**The exercise:** Work out how many lines in the listing below include the word "data". Give nothing but the number.

**Records shown:**
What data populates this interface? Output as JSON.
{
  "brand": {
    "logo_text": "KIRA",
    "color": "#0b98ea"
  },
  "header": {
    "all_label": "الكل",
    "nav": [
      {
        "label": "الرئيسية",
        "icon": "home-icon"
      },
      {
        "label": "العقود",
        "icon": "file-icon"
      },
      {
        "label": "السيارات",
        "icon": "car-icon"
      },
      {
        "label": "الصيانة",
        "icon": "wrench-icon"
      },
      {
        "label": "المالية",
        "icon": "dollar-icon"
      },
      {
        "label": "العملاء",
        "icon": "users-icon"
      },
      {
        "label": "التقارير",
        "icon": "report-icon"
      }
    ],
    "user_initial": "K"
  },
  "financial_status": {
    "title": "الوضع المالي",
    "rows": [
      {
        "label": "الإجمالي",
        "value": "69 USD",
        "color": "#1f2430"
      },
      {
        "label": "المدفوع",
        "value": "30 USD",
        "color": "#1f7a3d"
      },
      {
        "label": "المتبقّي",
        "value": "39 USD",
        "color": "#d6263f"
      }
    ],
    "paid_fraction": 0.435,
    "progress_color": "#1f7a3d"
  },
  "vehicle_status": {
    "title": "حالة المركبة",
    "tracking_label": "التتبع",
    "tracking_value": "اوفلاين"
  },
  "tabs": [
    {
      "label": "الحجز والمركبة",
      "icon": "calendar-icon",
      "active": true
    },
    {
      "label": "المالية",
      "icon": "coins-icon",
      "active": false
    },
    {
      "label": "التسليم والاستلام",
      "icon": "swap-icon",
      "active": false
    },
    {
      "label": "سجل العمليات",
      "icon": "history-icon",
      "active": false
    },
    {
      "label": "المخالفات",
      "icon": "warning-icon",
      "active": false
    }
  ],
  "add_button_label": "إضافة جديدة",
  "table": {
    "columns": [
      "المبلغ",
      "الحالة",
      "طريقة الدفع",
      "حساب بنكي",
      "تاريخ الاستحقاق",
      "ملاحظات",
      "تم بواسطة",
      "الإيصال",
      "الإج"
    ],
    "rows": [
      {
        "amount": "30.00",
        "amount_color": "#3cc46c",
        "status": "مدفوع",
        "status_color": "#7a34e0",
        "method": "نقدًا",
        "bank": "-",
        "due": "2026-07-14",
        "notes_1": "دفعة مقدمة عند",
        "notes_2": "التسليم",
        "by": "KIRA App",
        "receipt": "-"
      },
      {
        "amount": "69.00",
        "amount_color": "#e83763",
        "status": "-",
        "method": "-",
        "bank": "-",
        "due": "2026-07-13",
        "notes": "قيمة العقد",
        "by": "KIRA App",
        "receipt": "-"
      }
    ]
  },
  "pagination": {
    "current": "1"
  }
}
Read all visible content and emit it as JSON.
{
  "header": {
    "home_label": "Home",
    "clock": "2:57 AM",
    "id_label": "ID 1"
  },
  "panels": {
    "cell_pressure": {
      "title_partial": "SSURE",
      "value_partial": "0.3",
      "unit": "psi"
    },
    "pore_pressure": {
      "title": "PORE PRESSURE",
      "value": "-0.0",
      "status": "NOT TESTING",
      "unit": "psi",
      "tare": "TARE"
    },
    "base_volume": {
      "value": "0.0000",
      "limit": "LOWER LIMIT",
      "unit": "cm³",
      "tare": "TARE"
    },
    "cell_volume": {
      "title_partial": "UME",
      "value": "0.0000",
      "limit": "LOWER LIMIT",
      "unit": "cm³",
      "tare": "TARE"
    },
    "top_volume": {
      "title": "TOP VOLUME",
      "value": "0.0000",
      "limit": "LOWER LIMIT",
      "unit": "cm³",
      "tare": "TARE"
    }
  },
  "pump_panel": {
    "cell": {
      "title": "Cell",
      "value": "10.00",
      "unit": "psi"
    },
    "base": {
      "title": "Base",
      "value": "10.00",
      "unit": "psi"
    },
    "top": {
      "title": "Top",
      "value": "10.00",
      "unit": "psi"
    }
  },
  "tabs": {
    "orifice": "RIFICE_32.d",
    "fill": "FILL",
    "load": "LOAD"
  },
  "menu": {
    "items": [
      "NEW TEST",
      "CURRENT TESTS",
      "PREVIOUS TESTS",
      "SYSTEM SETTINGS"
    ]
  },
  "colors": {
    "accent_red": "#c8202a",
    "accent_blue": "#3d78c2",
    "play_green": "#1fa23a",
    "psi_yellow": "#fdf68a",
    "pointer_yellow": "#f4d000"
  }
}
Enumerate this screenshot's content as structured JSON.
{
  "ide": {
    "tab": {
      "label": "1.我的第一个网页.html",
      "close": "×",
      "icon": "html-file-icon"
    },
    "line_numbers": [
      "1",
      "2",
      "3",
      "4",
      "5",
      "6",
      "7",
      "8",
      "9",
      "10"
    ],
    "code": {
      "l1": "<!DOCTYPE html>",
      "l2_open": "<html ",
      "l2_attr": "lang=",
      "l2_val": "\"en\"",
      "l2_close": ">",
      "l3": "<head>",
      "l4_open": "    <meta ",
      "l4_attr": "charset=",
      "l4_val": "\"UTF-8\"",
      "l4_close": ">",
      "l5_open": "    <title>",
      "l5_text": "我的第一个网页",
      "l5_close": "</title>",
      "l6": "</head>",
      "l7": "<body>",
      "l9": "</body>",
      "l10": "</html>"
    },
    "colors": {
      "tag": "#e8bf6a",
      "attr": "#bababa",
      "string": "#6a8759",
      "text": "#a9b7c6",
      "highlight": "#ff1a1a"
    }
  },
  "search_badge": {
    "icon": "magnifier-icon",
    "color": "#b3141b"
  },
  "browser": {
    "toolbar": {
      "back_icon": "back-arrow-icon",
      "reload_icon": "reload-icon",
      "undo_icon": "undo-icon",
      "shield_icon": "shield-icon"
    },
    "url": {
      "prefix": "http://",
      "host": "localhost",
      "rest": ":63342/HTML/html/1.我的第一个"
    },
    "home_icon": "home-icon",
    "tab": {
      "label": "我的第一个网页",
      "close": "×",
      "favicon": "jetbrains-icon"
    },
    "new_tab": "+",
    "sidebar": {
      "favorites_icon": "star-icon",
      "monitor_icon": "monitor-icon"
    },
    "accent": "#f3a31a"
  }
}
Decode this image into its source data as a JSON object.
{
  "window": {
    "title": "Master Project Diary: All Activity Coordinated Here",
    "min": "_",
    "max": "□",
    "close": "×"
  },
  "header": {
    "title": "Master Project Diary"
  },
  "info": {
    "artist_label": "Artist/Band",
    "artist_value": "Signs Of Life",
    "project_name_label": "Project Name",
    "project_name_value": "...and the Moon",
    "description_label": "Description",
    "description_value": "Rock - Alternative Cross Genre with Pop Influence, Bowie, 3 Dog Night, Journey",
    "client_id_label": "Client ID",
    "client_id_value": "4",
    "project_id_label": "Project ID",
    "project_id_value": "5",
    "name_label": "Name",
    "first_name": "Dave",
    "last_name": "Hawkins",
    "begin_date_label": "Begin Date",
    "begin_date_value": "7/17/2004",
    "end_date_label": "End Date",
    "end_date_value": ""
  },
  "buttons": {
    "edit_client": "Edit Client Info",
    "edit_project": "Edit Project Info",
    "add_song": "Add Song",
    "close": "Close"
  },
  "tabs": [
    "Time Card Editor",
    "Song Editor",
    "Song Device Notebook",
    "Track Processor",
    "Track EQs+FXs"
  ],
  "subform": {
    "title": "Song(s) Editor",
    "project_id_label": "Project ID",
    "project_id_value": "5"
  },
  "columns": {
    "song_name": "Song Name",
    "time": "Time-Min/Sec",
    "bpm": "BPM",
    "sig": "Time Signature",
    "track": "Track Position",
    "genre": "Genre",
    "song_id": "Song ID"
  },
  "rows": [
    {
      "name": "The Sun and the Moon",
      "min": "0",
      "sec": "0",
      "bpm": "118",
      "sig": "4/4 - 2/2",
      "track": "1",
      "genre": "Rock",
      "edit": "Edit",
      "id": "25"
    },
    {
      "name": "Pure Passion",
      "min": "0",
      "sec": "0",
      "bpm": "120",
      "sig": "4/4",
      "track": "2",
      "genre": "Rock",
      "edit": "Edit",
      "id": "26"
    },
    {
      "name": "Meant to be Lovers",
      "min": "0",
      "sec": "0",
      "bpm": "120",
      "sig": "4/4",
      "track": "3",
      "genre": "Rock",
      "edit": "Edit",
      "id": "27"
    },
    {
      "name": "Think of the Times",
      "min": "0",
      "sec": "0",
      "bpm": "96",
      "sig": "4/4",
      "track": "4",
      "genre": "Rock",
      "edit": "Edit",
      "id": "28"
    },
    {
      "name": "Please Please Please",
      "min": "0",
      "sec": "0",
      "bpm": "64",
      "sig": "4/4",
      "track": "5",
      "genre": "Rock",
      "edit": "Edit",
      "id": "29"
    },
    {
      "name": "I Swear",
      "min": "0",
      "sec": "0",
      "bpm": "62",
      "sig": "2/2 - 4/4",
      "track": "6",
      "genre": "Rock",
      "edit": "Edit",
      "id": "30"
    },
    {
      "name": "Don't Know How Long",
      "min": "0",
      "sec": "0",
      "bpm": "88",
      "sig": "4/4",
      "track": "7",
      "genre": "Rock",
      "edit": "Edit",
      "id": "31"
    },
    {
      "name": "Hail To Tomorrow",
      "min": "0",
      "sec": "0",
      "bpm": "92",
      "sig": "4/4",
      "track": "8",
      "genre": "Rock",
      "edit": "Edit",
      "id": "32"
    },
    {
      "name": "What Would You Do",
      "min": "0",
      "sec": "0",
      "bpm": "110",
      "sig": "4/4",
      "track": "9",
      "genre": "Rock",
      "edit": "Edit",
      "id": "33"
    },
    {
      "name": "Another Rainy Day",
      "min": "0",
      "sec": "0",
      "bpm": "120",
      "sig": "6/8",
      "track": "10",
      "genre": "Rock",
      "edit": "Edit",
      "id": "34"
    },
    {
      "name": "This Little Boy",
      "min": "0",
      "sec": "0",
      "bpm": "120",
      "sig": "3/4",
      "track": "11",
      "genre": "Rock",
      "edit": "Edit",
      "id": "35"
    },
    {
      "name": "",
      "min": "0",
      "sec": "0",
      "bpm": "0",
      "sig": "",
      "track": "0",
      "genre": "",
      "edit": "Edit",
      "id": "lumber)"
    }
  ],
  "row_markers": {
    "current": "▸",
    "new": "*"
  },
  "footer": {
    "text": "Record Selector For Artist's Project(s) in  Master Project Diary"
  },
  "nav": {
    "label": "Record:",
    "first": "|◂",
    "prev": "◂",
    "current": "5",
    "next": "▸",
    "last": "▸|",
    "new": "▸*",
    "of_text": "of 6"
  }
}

**Solution to this problem:** 2